** start RECORD LIST **
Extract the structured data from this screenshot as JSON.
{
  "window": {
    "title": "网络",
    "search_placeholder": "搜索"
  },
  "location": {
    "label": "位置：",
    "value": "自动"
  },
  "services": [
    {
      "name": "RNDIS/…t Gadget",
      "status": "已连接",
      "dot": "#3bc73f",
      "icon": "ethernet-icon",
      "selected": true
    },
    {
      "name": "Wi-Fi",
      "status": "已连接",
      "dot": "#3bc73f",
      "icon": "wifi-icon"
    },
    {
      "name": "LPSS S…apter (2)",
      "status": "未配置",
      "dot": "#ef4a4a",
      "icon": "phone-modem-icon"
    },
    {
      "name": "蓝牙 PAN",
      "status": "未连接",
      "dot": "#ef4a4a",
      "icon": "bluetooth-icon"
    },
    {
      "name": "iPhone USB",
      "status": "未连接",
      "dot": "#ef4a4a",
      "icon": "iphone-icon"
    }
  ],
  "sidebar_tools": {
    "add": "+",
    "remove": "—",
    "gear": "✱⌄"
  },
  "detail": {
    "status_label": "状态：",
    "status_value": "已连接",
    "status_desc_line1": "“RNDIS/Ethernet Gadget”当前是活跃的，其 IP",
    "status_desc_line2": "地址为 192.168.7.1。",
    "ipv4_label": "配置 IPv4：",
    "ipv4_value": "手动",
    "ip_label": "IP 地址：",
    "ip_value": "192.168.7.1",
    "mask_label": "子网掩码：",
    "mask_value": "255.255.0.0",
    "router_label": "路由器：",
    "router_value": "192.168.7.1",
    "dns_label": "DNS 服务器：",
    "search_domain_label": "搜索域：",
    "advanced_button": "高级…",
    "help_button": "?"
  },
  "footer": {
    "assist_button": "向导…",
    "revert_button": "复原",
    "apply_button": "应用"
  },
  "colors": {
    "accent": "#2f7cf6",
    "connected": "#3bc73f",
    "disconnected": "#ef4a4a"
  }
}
** end RECORD LIST **
Write out every line exactly as it stands.

### THE ANSWER:
Extract the structured data from this screenshot as JSON.
{
  "window": {
    "title": "网络",
    "search_placeholder": "搜索"
  },
  "location": {
    "label": "位置：",
    "value": "自动"
  },
  "services": [
    {
      "name": "RNDIS/…t Gadget",
      "status": "已连接",
      "dot": "#3bc73f",
      "icon": "ethernet-icon",
      "selected": true
    },
    {
      "name": "Wi-Fi",
      "status": "已连接",
      "dot": "#3bc73f",
      "icon": "wifi-icon"
    },
    {
      "name": "LPSS S…apter (2)",
      "status": "未配置",
      "dot": "#ef4a4a",
      "icon": "phone-modem-icon"
    },
    {
      "name": "蓝牙 PAN",
      "status": "未连接",
      "dot": "#ef4a4a",
      "icon": "bluetooth-icon"
    },
    {
      "name": "iPhone USB",
      "status": "未连接",
      "dot": "#ef4a4a",
      "icon": "iphone-icon"
    }
  ],
  "sidebar_tools": {
    "add": "+",
    "remove": "—",
    "gear": "✱⌄"
  },
  "detail": {
    "status_label": "状态：",
    "status_value": "已连接",
    "status_desc_line1": "“RNDIS/Ethernet Gadget”当前是活跃的，其 IP",
    "status_desc_line2": "地址为 192.168.7.1。",
    "ipv4_label": "配置 IPv4：",
    "ipv4_value": "手动",
    "ip_label": "IP 地址：",
    "ip_value": "192.168.7.1",
    "mask_label": "子网掩码：",
    "mask_value": "255.255.0.0",
    "router_label": "路由器：",
    "router_value": "192.168.7.1",
    "dns_label": "DNS 服务器：",
    "search_domain_label": "搜索域：",
    "advanced_button": "高级…",
    "help_button": "?"
  },
  "footer": {
    "assist_button": "向导…",
    "revert_button": "复原",
    "apply_button": "应用"
  },
  "colors": {
    "accent": "#2f7cf6",
    "connected": "#3bc73f",
    "disconnected": "#ef4a4a"
  }
}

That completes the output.